WORK REQUIRED. Copy the records that follow exactly as written, but not their pictures.

--- start DATA TO USE ---

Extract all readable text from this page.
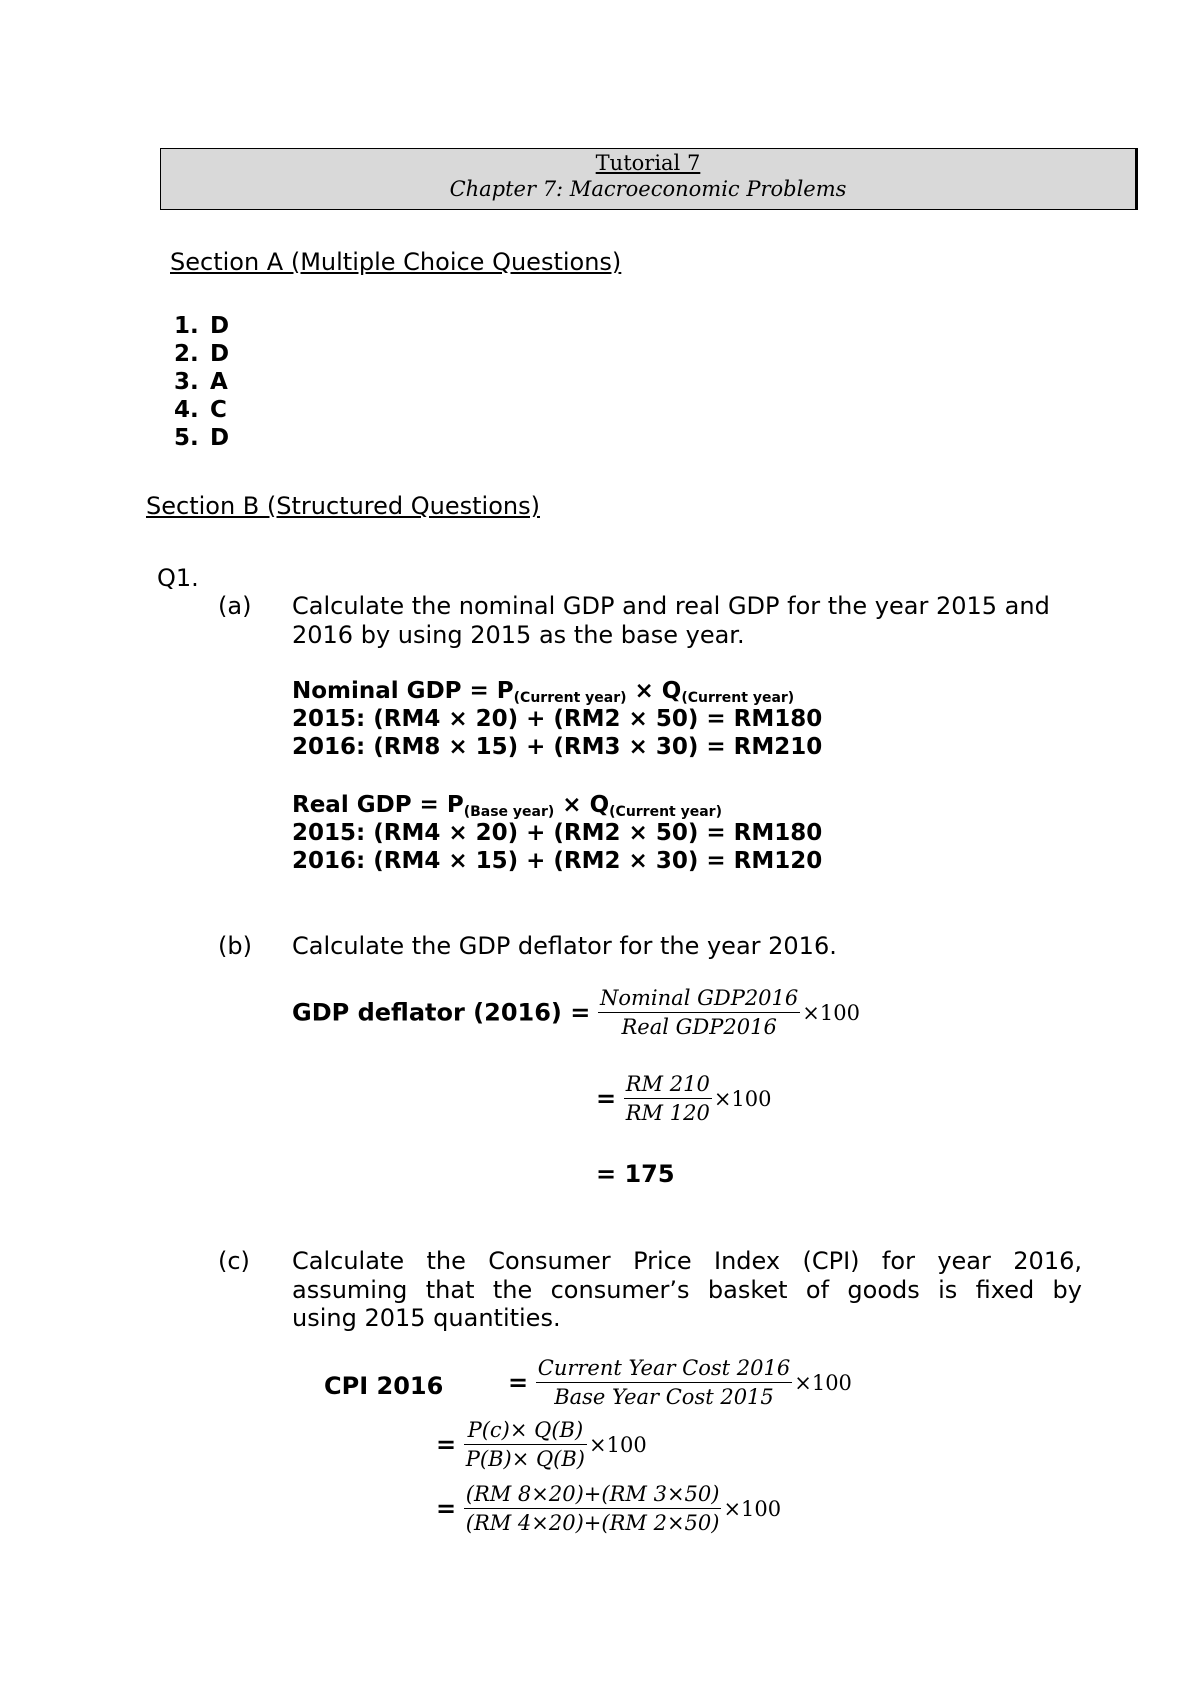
Tutorial 7
Chapter 7: Macroeconomic Problems
Section A (Multiple Choice Questions)
1. D
2. D
3. A
4. C
5. D
Section B (Structured Questions)
Q1.
(a) Calculate the nominal GDP and real GDP for the year 2015 and
2016 by using 2015 as the base year.
Nominal GDP = $P_{(Current year)} \times Q_{(Current year)}$
2015: (RM4 × 20) + (RM2 × 50) = RM180
2016: (RM8 × 15) + (RM3 × 30) = RM210
Real GDP = $P_{(Base year)} \times Q_{(Current year)}$
2015: (RM4 × 20) + (RM2 × 50) = RM180
2016: (RM4 × 15) + (RM2 × 30) = RM120
(b) Calculate the GDP deflator for the year 2016.
GDP deflator $(2016) = \frac{\text{Nominal GDP2016}}{\text{Real GDP2016}} \times 100$
= $\frac{RM 210}{RM 120} \times 100$
= 175
(c) Calculate the Consumer Price Index (CPI) for year 2016,
assuming that the consumer’s basket of goods is fixed by
using 2015 quantities.
CPI 2016	= $\frac{\text{Current Year Cost 2016}}{\text{Base Year Cost 2015}} \times 100$
= $\frac{P(c)\times Q(B)}{P(B)\times Q(B)} \times 100$
= $\frac{(RM 8\times 20)+(RM 3\times 50)}{(RM 4\times 20)+(RM 2\times 50)} \times 100$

--- end DATA TO USE ---

SOLUTION BELOW.
Extract all readable text from this page.
Tutorial 7
Chapter 7: Macroeconomic Problems
Section A (Multiple Choice Questions)
1. D
2. D
3. A
4. C
5. D
Section B (Structured Questions)
Q1.
(a) Calculate the nominal GDP and real GDP for the year 2015 and
2016 by using 2015 as the base year.
Nominal GDP = $P_{(Current year)} \times Q_{(Current year)}$
2015: (RM4 × 20) + (RM2 × 50) = RM180
2016: (RM8 × 15) + (RM3 × 30) = RM210
Real GDP = $P_{(Base year)} \times Q_{(Current year)}$
2015: (RM4 × 20) + (RM2 × 50) = RM180
2016: (RM4 × 15) + (RM2 × 30) = RM120
(b) Calculate the GDP deflator for the year 2016.
GDP deflator $(2016) = \frac{\text{Nominal GDP2016}}{\text{Real GDP2016}} \times 100$
= $\frac{RM 210}{RM 120} \times 100$
= 175
(c) Calculate the Consumer Price Index (CPI) for year 2016,
assuming that the consumer’s basket of goods is fixed by
using 2015 quantities.
CPI 2016	= $\frac{\text{Current Year Cost 2016}}{\text{Base Year Cost 2015}} \times 100$
= $\frac{P(c)\times Q(B)}{P(B)\times Q(B)} \times 100$
= $\frac{(RM 8\times 20)+(RM 3\times 50)}{(RM 4\times 20)+(RM 2\times 50)} \times 100$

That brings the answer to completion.